# Material to process
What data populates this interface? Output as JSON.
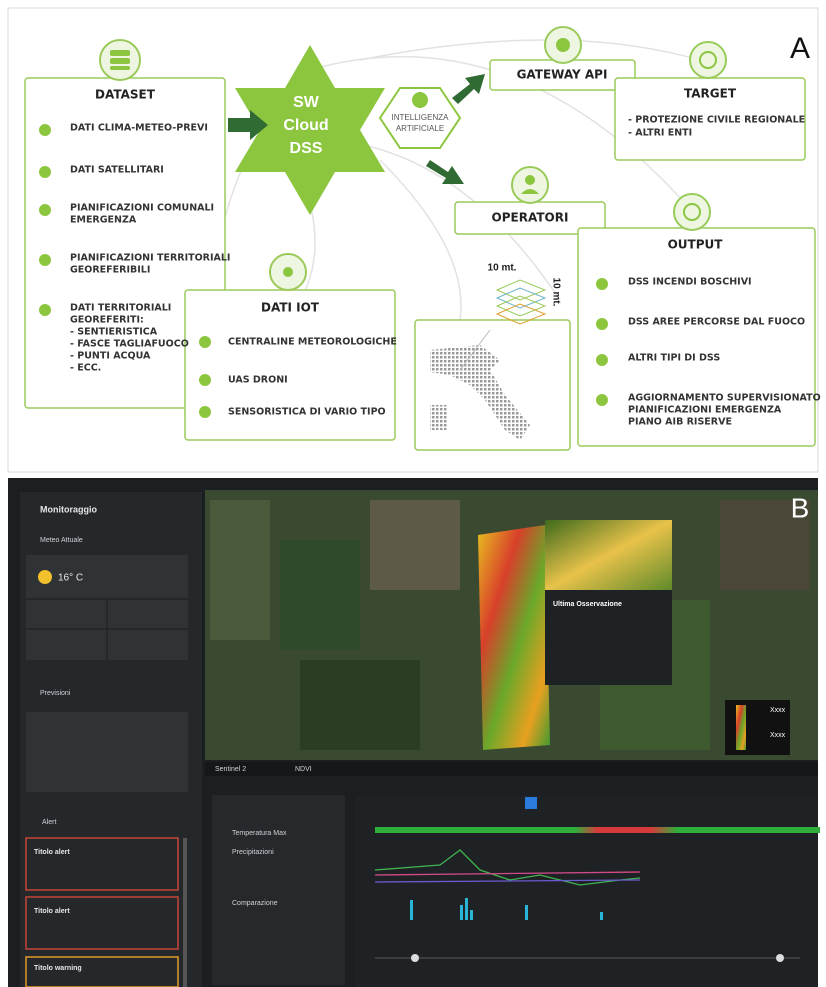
{
  "panel_a": {
    "label": "A",
    "dataset": {
      "title": "DATASET",
      "items": [
        [
          "DATI CLIMA-METEO-PREVI"
        ],
        [
          "DATI SATELLITARI"
        ],
        [
          "PIANIFICAZIONI COMUNALI",
          "EMERGENZA"
        ],
        [
          "PIANIFICAZIONI TERRITORIALI",
          "GEOREFERIBILI"
        ],
        [
          "DATI TERRITORIALI",
          "GEOREFERITI:",
          "- SENTIERISTICA",
          "- FASCE TAGLIAFUOCO",
          "- PUNTI ACQUA",
          "- ECC."
        ]
      ]
    },
    "core": {
      "lines": [
        "SW",
        "Cloud",
        "DSS"
      ],
      "ai": [
        "INTELLIGENZA",
        "ARTIFICIALE"
      ]
    },
    "gateway": "GATEWAY API",
    "target": {
      "title": "TARGET",
      "items": [
        "- PROTEZIONE CIVILE REGIONALE",
        "- ALTRI ENTI"
      ]
    },
    "operatori": "OPERATORI",
    "output": {
      "title": "OUTPUT",
      "items": [
        [
          "DSS INCENDI BOSCHIVI"
        ],
        [
          "DSS AREE PERCORSE DAL FUOCO"
        ],
        [
          "ALTRI TIPI DI DSS"
        ],
        [
          "AGGIORNAMENTO SUPERVISIONATO",
          "PIANIFICAZIONI EMERGENZA",
          "PIANO AIB RISERVE"
        ]
      ]
    },
    "iot": {
      "title": "DATI IOT",
      "items": [
        "CENTRALINE METEOROLOGICHE",
        "UAS DRONI",
        "SENSORISTICA DI VARIO TIPO"
      ]
    },
    "scale": [
      "10 mt.",
      "10 mt."
    ]
  },
  "panel_b": {
    "label": "B",
    "sidebar": {
      "title": "Monitoraggio",
      "meteo": "Meteo Attuale",
      "temp": "16° C",
      "forecast": "Previsioni",
      "alerts_tab": "Alert",
      "alerts": [
        "Titolo alert",
        "Titolo alert",
        "Titolo warning"
      ]
    },
    "map": {
      "popup_title": "Ultima Osservazione",
      "source": "Sentinel 2",
      "index": "NDVI",
      "legend": [
        "Xxxx",
        "Xxxx"
      ]
    },
    "chart_panel": {
      "options": [
        "Temperatura Max",
        "Precipitazioni",
        "Comparazione"
      ]
    }
  }
}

# Aim of the task
Reproduce the entries above exactly. Do not include the images.

# Result
What data populates this interface? Output as JSON.
{
  "panel_a": {
    "label": "A",
    "dataset": {
      "title": "DATASET",
      "items": [
        [
          "DATI CLIMA-METEO-PREVI"
        ],
        [
          "DATI SATELLITARI"
        ],
        [
          "PIANIFICAZIONI COMUNALI",
          "EMERGENZA"
        ],
        [
          "PIANIFICAZIONI TERRITORIALI",
          "GEOREFERIBILI"
        ],
        [
          "DATI TERRITORIALI",
          "GEOREFERITI:",
          "- SENTIERISTICA",
          "- FASCE TAGLIAFUOCO",
          "- PUNTI ACQUA",
          "- ECC."
        ]
      ]
    },
    "core": {
      "lines": [
        "SW",
        "Cloud",
        "DSS"
      ],
      "ai": [
        "INTELLIGENZA",
        "ARTIFICIALE"
      ]
    },
    "gateway": "GATEWAY API",
    "target": {
      "title": "TARGET",
      "items": [
        "- PROTEZIONE CIVILE REGIONALE",
        "- ALTRI ENTI"
      ]
    },
    "operatori": "OPERATORI",
    "output": {
      "title": "OUTPUT",
      "items": [
        [
          "DSS INCENDI BOSCHIVI"
        ],
        [
          "DSS AREE PERCORSE DAL FUOCO"
        ],
        [
          "ALTRI TIPI DI DSS"
        ],
        [
          "AGGIORNAMENTO SUPERVISIONATO",
          "PIANIFICAZIONI EMERGENZA",
          "PIANO AIB RISERVE"
        ]
      ]
    },
    "iot": {
      "title": "DATI IOT",
      "items": [
        "CENTRALINE METEOROLOGICHE",
        "UAS DRONI",
        "SENSORISTICA DI VARIO TIPO"
      ]
    },
    "scale": [
      "10 mt.",
      "10 mt."
    ]
  },
  "panel_b": {
    "label": "B",
    "sidebar": {
      "title": "Monitoraggio",
      "meteo": "Meteo Attuale",
      "temp": "16° C",
      "forecast": "Previsioni",
      "alerts_tab": "Alert",
      "alerts": [
        "Titolo alert",
        "Titolo alert",
        "Titolo warning"
      ]
    },
    "map": {
      "popup_title": "Ultima Osservazione",
      "source": "Sentinel 2",
      "index": "NDVI",
      "legend": [
        "Xxxx",
        "Xxxx"
      ]
    },
    "chart_panel": {
      "options": [
        "Temperatura Max",
        "Precipitazioni",
        "Comparazione"
      ]
    }
  }
}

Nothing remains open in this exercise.